▸ Directive:
From the entries below, copy every line that holds the word "reserved".

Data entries
• • • • • • •
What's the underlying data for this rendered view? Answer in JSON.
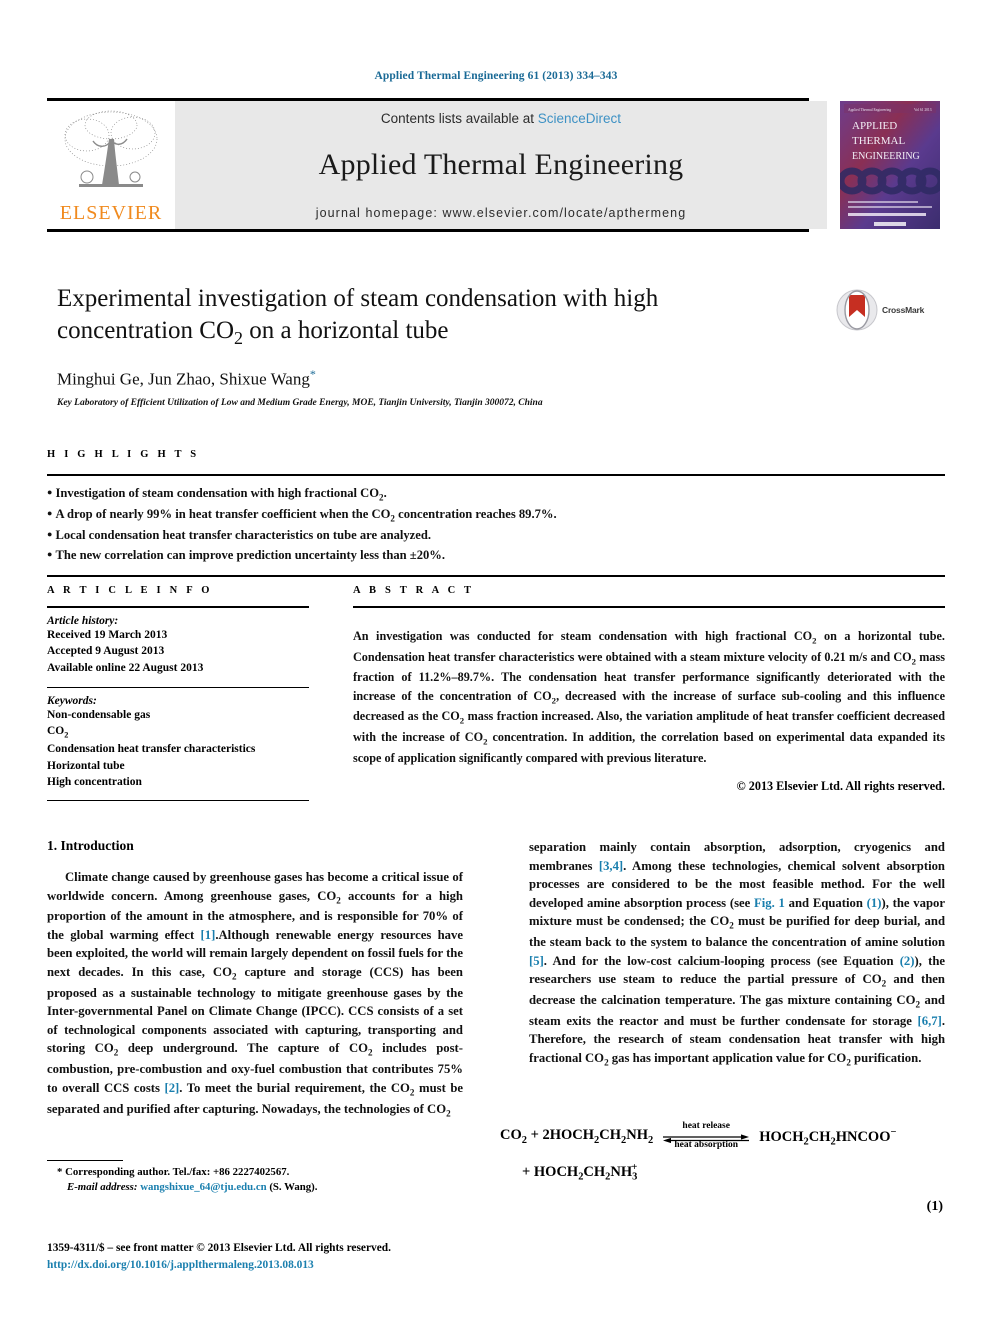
{
  "running_head": "Applied Thermal Engineering 61 (2013) 334–343",
  "masthead": {
    "contents_prefix": "Contents lists available at",
    "sciencedirect": "ScienceDirect",
    "journal_title": "Applied Thermal Engineering",
    "homepage": "journal homepage: www.elsevier.com/locate/apthermeng",
    "publisher": "ELSEVIER",
    "cover": {
      "line1": "APPLIED",
      "line2": "THERMAL",
      "line3": "ENGINEERING"
    },
    "link_color": "#3d91c4"
  },
  "title_block": {
    "title_line1": "Experimental investigation of steam condensation with high",
    "title_line2_a": "concentration CO",
    "title_line2_sub": "2",
    "title_line2_b": " on a horizontal tube",
    "authors": "Minghui Ge, Jun Zhao, Shixue Wang",
    "corresponding_marker": "*",
    "affiliation": "Key Laboratory of Efficient Utilization of Low and Medium Grade Energy, MOE, Tianjin University, Tianjin 300072, China",
    "crossmark_label": "CrossMark"
  },
  "highlights": {
    "heading": "H I G H L I G H T S",
    "items": [
      "Investigation of steam condensation with high fractional CO2.",
      "A drop of nearly 99% in heat transfer coefficient when the CO2 concentration reaches 89.7%.",
      "Local condensation heat transfer characteristics on tube are analyzed.",
      "The new correlation can improve prediction uncertainty less than ±20%."
    ]
  },
  "article_info": {
    "heading": "A R T I C L E   I N F O",
    "history_label": "Article history:",
    "history": [
      "Received 19 March 2013",
      "Accepted 9 August 2013",
      "Available online 22 August 2013"
    ],
    "keywords_label": "Keywords:",
    "keywords": [
      "Non-condensable gas",
      "CO2",
      "Condensation heat transfer characteristics",
      "Horizontal tube",
      "High concentration"
    ]
  },
  "abstract": {
    "heading": "A B S T R A C T",
    "text": "An investigation was conducted for steam condensation with high fractional CO2 on a horizontal tube. Condensation heat transfer characteristics were obtained with a steam mixture velocity of 0.21 m/s and CO2 mass fraction of 11.2%–89.7%. The condensation heat transfer performance significantly deteriorated with the increase of the concentration of CO2, decreased with the increase of surface sub-cooling and this influence decreased as the CO2 mass fraction increased. Also, the variation amplitude of heat transfer coefficient decreased with the increase of CO2 concentration. In addition, the correlation based on experimental data expanded its scope of application significantly compared with previous literature.",
    "copyright": "© 2013 Elsevier Ltd. All rights reserved."
  },
  "body": {
    "section_number_title": "1. Introduction",
    "left_paragraph": "Climate change caused by greenhouse gases has become a critical issue of worldwide concern. Among greenhouse gases, CO2 accounts for a high proportion of the amount in the atmosphere, and is responsible for 70% of the global warming effect [1].Although renewable energy resources have been exploited, the world will remain largely dependent on fossil fuels for the next decades. In this case, CO2 capture and storage (CCS) has been proposed as a sustainable technology to mitigate greenhouse gases by the Inter-governmental Panel on Climate Change (IPCC). CCS consists of a set of technological components associated with capturing, transporting and storing CO2 deep underground. The capture of CO2 includes post-combustion, pre-combustion and oxy-fuel combustion that contributes 75% to overall CCS costs [2]. To meet the burial requirement, the CO2 must be separated and purified after capturing. Nowadays, the technologies of CO2",
    "right_paragraph": "separation mainly contain absorption, adsorption, cryogenics and membranes [3,4]. Among these technologies, chemical solvent absorption processes are considered to be the most feasible method. For the well developed amine absorption process (see Fig. 1 and Equation (1)), the vapor mixture must be condensed; the CO2 must be purified for deep burial, and the steam back to the system to balance the concentration of amine solution [5]. And for the low-cost calcium-looping process (see Equation (2)), the researchers use steam to reduce the partial pressure of CO2 and then decrease the calcination temperature. The gas mixture containing CO2 and steam exits the reactor and must be further condensate for storage [6,7]. Therefore, the research of steam condensation heat transfer with high fractional CO2 gas has important application value for CO2 purification."
  },
  "equation": {
    "left_side": "CO2 + 2HOCH2CH2NH2",
    "arrow_top_label": "heat release",
    "arrow_bottom_label": "heat absorption",
    "right_side": "HOCH2CH2HNCOO−",
    "second_line": "+ HOCH2CH2NH3+",
    "number": "(1)"
  },
  "footnotes": {
    "corresponding_marker": "*",
    "corresponding": "Corresponding author. Tel./fax: +86 2227402567.",
    "email_label": "E-mail address:",
    "email": "wangshixue_64@tju.edu.cn",
    "email_suffix": "(S. Wang).",
    "issn_line": "1359-4311/$ – see front matter © 2013 Elsevier Ltd. All rights reserved.",
    "doi": "http://dx.doi.org/10.1016/j.applthermaleng.2013.08.013"
  }
}
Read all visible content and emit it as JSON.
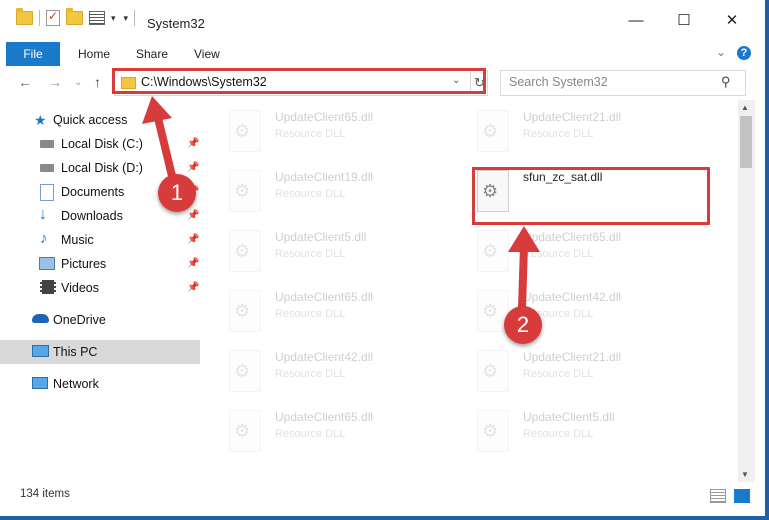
{
  "window": {
    "title": "System32",
    "minimize": "—",
    "maximize": "☐",
    "close": "✕"
  },
  "ribbon": {
    "tabs": [
      "File",
      "Home",
      "Share",
      "View"
    ],
    "help": "?",
    "expand": "⌄"
  },
  "nav": {
    "back": "←",
    "forward": "→",
    "recent": "⌄",
    "up": "↑",
    "address": "C:\\Windows\\System32",
    "refresh": "↻",
    "dropdown": "⌄",
    "search_placeholder": "Search System32",
    "search_icon": "⚲"
  },
  "sidebar": {
    "items": [
      {
        "label": "Quick access",
        "icon": "star-icon",
        "pinned": false
      },
      {
        "label": "Local Disk (C:)",
        "icon": "drive-icon",
        "pinned": true
      },
      {
        "label": "Local Disk (D:)",
        "icon": "drive-icon",
        "pinned": true
      },
      {
        "label": "Documents",
        "icon": "documents-icon",
        "pinned": true
      },
      {
        "label": "Downloads",
        "icon": "download-icon",
        "pinned": true
      },
      {
        "label": "Music",
        "icon": "music-icon",
        "pinned": true
      },
      {
        "label": "Pictures",
        "icon": "pictures-icon",
        "pinned": true
      },
      {
        "label": "Videos",
        "icon": "videos-icon",
        "pinned": true
      },
      {
        "label": "OneDrive",
        "icon": "cloud-icon",
        "pinned": false
      },
      {
        "label": "This PC",
        "icon": "computer-icon",
        "pinned": false,
        "selected": true
      },
      {
        "label": "Network",
        "icon": "network-icon",
        "pinned": false
      }
    ],
    "pin_glyph": "📌"
  },
  "files": {
    "left": [
      {
        "name": "UpdateClient65.dll",
        "type": "Resource DLL"
      },
      {
        "name": "UpdateClient19.dll",
        "type": "Resource DLL"
      },
      {
        "name": "UpdateClient5.dll",
        "type": "Resource DLL"
      },
      {
        "name": "UpdateClient65.dll",
        "type": "Resource DLL"
      },
      {
        "name": "UpdateClient42.dll",
        "type": "Resource DLL"
      },
      {
        "name": "UpdateClient65.dll",
        "type": "Resource DLL"
      }
    ],
    "right": [
      {
        "name": "UpdateClient21.dll",
        "type": "Resource DLL",
        "faded": true
      },
      {
        "name": "sfun_zc_sat.dll",
        "type": "",
        "faded": false
      },
      {
        "name": "UpdateClient65.dll",
        "type": "Resource DLL",
        "faded": true
      },
      {
        "name": "UpdateClient42.dll",
        "type": "Resource DLL",
        "faded": true
      },
      {
        "name": "UpdateClient21.dll",
        "type": "Resource DLL",
        "faded": true
      },
      {
        "name": "UpdateClient5.dll",
        "type": "Resource DLL",
        "faded": true
      }
    ]
  },
  "annotations": {
    "step1": "1",
    "step2": "2",
    "color": "#d83b3b"
  },
  "status": {
    "count": "134 items"
  }
}
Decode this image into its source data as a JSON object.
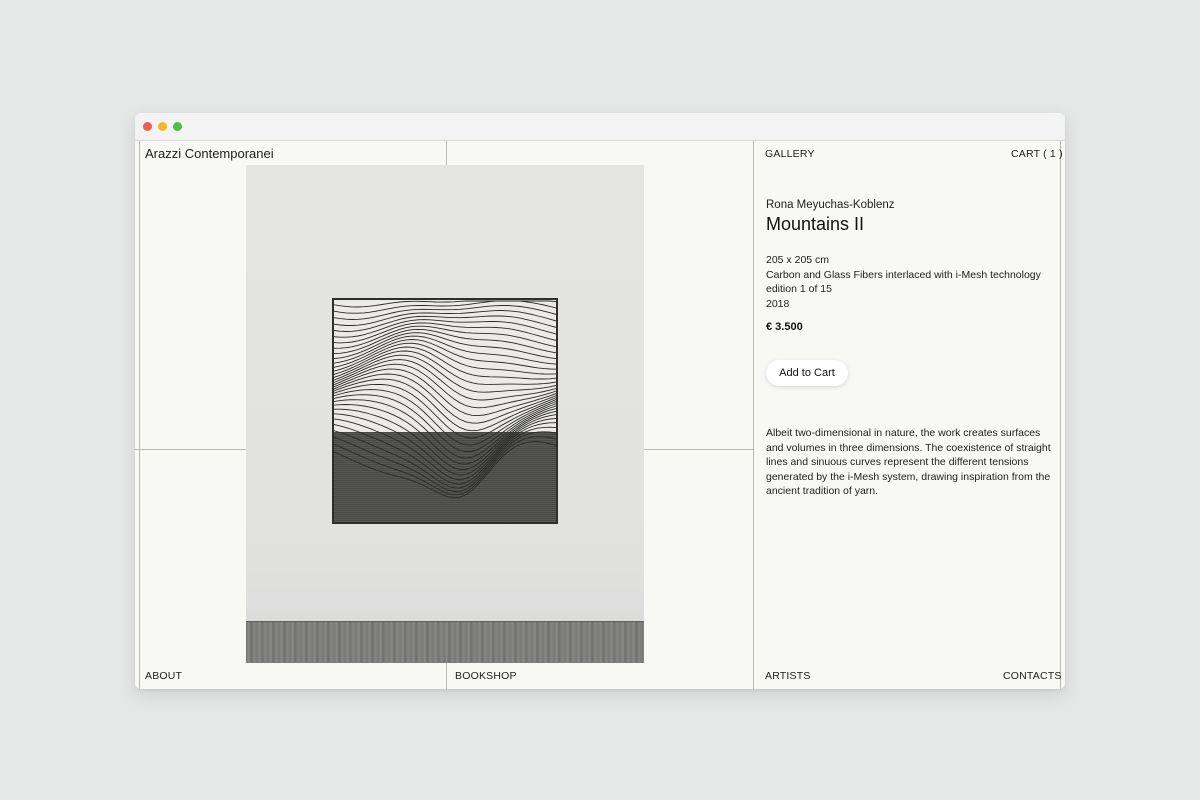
{
  "site": {
    "brand": "Arazzi Contemporanei",
    "nav": {
      "gallery": "GALLERY",
      "cart": "CART ( 1 )",
      "about": "ABOUT",
      "bookshop": "BOOKSHOP",
      "artists": "ARTISTS",
      "contacts": "CONTACTS"
    }
  },
  "product": {
    "artist": "Rona Meyuchas-Koblenz",
    "title": "Mountains II",
    "dimensions": "205 x 205 cm",
    "material": "Carbon and Glass Fibers interlaced with i-Mesh technology",
    "edition": "edition 1 of 15",
    "year": "2018",
    "price": "€ 3.500",
    "add_to_cart": "Add to Cart",
    "description": "Albeit two-dimensional in nature, the work creates surfaces and volumes in three dimensions. The coexistence of straight lines and sinuous curves represent the different tensions generated by the i-Mesh system, drawing inspiration from the ancient tradition of yarn."
  },
  "colors": {
    "page_bg": "#e6e7e7",
    "site_bg": "#f8f8f4",
    "rule": "#b9b9b0",
    "close": "#ef5b55",
    "minimize": "#f5b62b",
    "maximize": "#4bbf46"
  }
}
• • • • • • •
▸ Final result:
    "copyright": "© 2013 Elsevier Ltd. All rights reserved."
    "issn_line": "1359-4311/$ – see front matter © 2013 Elsevier Ltd. All rights reserved.",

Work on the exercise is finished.